Actually, New Jersey is very pretty, and my immediate, typical, writerly response to any mention of it was to be rude to it for being industrial and gritty when, in places, it is lush and leagreen. This, my dear Alex Kitsch, is why I love Nebraska over Springsteen's other work: it is not about the New Jersey we all hate like an annoying cousin.

Nebraska is about New Jersey in the off-the-turnpike places. The places that aren't covered in brown. The people that aren't covered in Axe body spray and pookah shells (jab number 2). But theres grit there, its the tinysoft Tallahasee kind of grit; the stuff that gets in your hair and won't come out in the shower.

Its about as blue collar that the boss gets. stripped of a band and a recording studio. recorded in his basement. Softstrummed with a sense of urgency.

I can't really think of an album that has the same reddish feel to it. Gang of Four captured the grit a few times, but they're an entirely different genre (freakin' entirely). Sometimes Will Oldham comes close in his many iterations, but his flavor of intensity leans more towards soothing and underhanded. Smog comes pretty close in his earlier, lo-fi kind of stuff, but he doesn't have the same blue-collared feel to it.

Regardless of pointless and failed allusions to others, I've found that Nebraska beats out most albums on the record player. Something about listening to it with as many pops and sizzles as possible (I have an old copy) makes it that much more attractive of an album.

Anyway I'm not about to go put Nebraska on when I feel like getting all sexed up, I have Purple Rain for that. I will, however, put Nebraska on when I want to have a gritty, sloppy, but endearing make out session with a lady. The kind where my fingers get tangled in the bra strap and we both giggle in appreciation. The kind that actually is more appropriate in the back seat of a car looking over top of an oil refinery, or in a New Brunswick parking lot.

(Layout records)

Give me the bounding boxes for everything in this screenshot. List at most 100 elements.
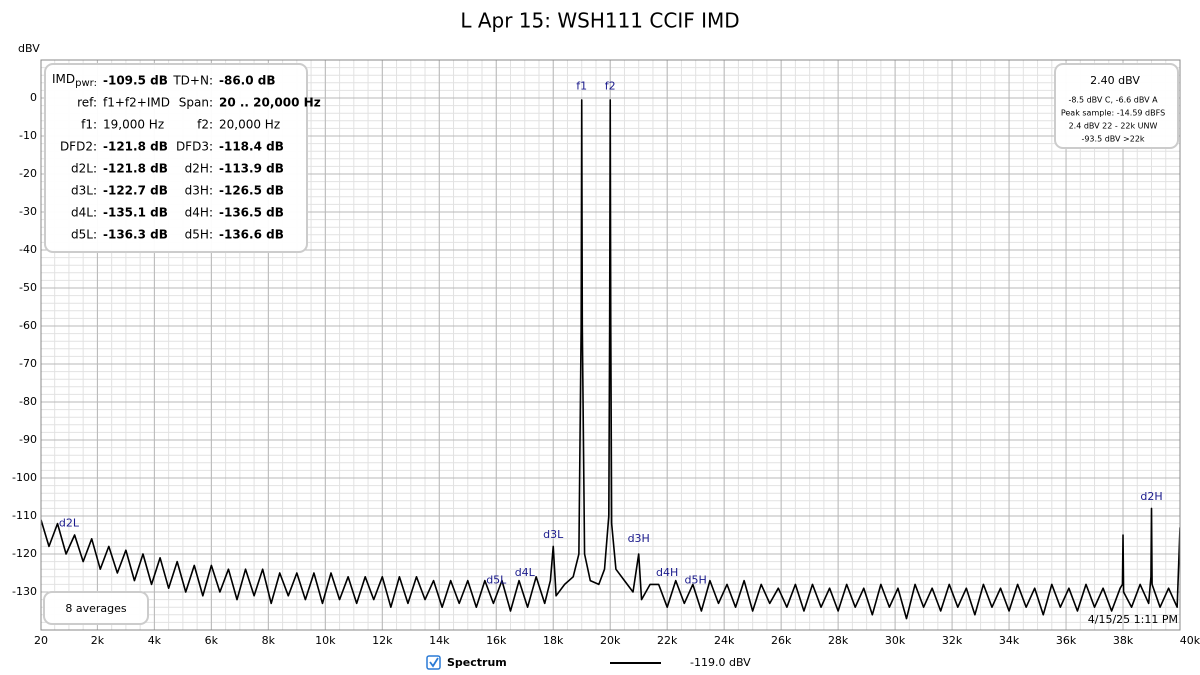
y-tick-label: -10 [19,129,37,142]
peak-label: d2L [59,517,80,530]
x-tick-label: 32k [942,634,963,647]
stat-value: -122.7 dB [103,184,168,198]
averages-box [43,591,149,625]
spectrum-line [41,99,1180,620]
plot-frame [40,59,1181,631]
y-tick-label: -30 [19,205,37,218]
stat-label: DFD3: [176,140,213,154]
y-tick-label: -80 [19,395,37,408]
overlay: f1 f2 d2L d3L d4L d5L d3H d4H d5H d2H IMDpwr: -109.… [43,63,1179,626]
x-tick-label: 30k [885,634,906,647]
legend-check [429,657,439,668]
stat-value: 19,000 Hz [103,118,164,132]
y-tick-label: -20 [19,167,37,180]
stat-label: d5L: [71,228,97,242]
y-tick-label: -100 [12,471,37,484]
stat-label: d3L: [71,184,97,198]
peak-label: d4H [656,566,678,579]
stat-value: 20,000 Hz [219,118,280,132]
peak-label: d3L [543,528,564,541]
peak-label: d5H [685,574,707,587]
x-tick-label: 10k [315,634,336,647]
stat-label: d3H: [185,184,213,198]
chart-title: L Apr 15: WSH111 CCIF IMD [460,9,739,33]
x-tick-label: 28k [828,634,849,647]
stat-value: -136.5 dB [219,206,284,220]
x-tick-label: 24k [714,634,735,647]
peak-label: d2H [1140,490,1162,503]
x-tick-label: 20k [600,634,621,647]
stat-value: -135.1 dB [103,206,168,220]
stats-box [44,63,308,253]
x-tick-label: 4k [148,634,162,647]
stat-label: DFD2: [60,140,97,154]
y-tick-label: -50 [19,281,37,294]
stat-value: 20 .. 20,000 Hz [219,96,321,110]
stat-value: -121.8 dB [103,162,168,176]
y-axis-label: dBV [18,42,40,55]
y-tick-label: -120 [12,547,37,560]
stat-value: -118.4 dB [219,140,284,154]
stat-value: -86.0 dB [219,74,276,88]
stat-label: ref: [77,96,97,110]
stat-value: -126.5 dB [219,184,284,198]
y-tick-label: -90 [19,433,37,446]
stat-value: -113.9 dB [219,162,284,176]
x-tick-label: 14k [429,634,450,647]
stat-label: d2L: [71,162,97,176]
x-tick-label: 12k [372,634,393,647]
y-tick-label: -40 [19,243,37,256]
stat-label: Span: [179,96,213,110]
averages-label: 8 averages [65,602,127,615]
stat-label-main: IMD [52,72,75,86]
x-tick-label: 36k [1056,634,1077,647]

## Problems
(1) In the piece about Springsteen's Nebraska, which album does the writer say he puts on when he feels like getting all sexed up?
(2) Extend the piece about Springsteen's Nebraska, picking up after its last sentence.
The lines above were taken from a different source than the Nebraska piece.

## Outputs in order
(1) Purple Rain.

(2)
2 comments:

Melody Nelson said...

FINE. I'll listen to Nebraska again, but I seriously doubt anything can top the untethered glory of "Blinded By the Light," "Thunder Road," "Lost in the Flood," "Growin' Up," "Tenth Avenue Freeze Out," or "Backstreets."

Also, do I need to point out the weird fetish cum justification around the idea of being the most blue collar album he put out? I mean, dude, c'mon. There is an entire aesthetic at work in recording without a studio, specifically in a basement, with a sense of urgency, that has nothing to do with class, and a lot to do, well, just aesthetics that have long pre-dated Springsteen's recordings. I mean, didn't it all become a bit nakedly obvious when he put out We Shall Overcome, an entire album of Pete Seeger covers, this year?

Also, as I listen to this, I realize that it isn't even THAT lo-fi! He must have one cavernous basement to get that much reverb on his voice in the title track! And "Atlantic City" needs to be a rocker. But the album is pleasant enough, I really don't dislike it so much as I can't understand why so many people put Nebraska way over the others. Actually as I listen to it, I realize that one of the biggest problems for me is that it all runs together into a rather mid-tempo, soft-volume, sight-tastic campfire record, whereas the others are more spaced out, a little something for everyone. I'm listening to "Mansion on the Hill" right now, and I'm really hoping that the next song brings in some fucking sax but I know it won't.

Melody Nelson said...

That should be sigh-tastic.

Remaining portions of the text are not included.